Task statement:
Which lines below hold the word "name"? Report each one.
Start of Material provided
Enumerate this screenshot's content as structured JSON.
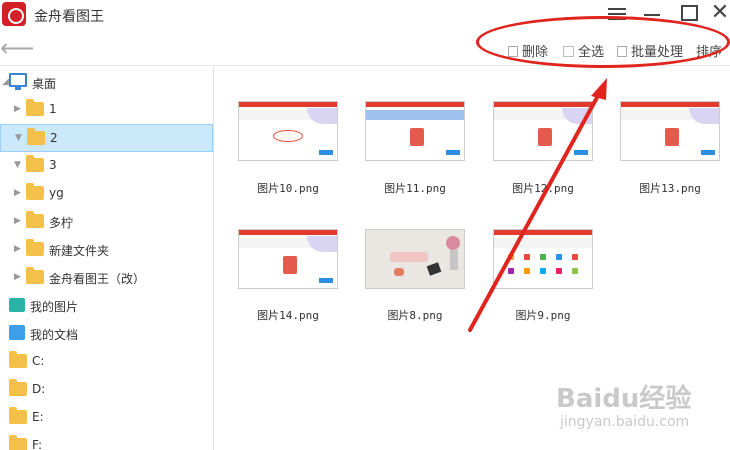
{
  "app": {
    "title": "金舟看图王"
  },
  "toolbar": {
    "delete_label": "删除",
    "selectall_label": "全选",
    "batch_label": "批量处理",
    "sort_label": "排序"
  },
  "sidebar": {
    "items": [
      {
        "label": "桌面"
      },
      {
        "label": "1"
      },
      {
        "label": "2"
      },
      {
        "label": "3"
      },
      {
        "label": "yg"
      },
      {
        "label": "多柠"
      },
      {
        "label": "新建文件夹"
      },
      {
        "label": "金舟看图王（改）"
      },
      {
        "label": "我的图片"
      },
      {
        "label": "我的文档"
      },
      {
        "label": "C:"
      },
      {
        "label": "D:"
      },
      {
        "label": "E:"
      },
      {
        "label": "F:"
      }
    ]
  },
  "files": [
    {
      "name": "图片10.png"
    },
    {
      "name": "图片11.png"
    },
    {
      "name": "图片12.png"
    },
    {
      "name": "图片13.png"
    },
    {
      "name": "图片14.png"
    },
    {
      "name": "图片8.png"
    },
    {
      "name": "图片9.png"
    }
  ],
  "watermark": {
    "logo": "Baidu经验",
    "url": "jingyan.baidu.com"
  },
  "colors": {
    "accent": "#e0241e",
    "selection": "#cce8fb",
    "folder": "#f5c04a"
  }
}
End of Material provided
Answer below:
      "name": "图片10.png"
      "name": "图片11.png"
      "name": "图片12.png"
      "name": "图片13.png"
      "name": "图片14.png"
      "name": "图片8.png"
      "name": "图片9.png"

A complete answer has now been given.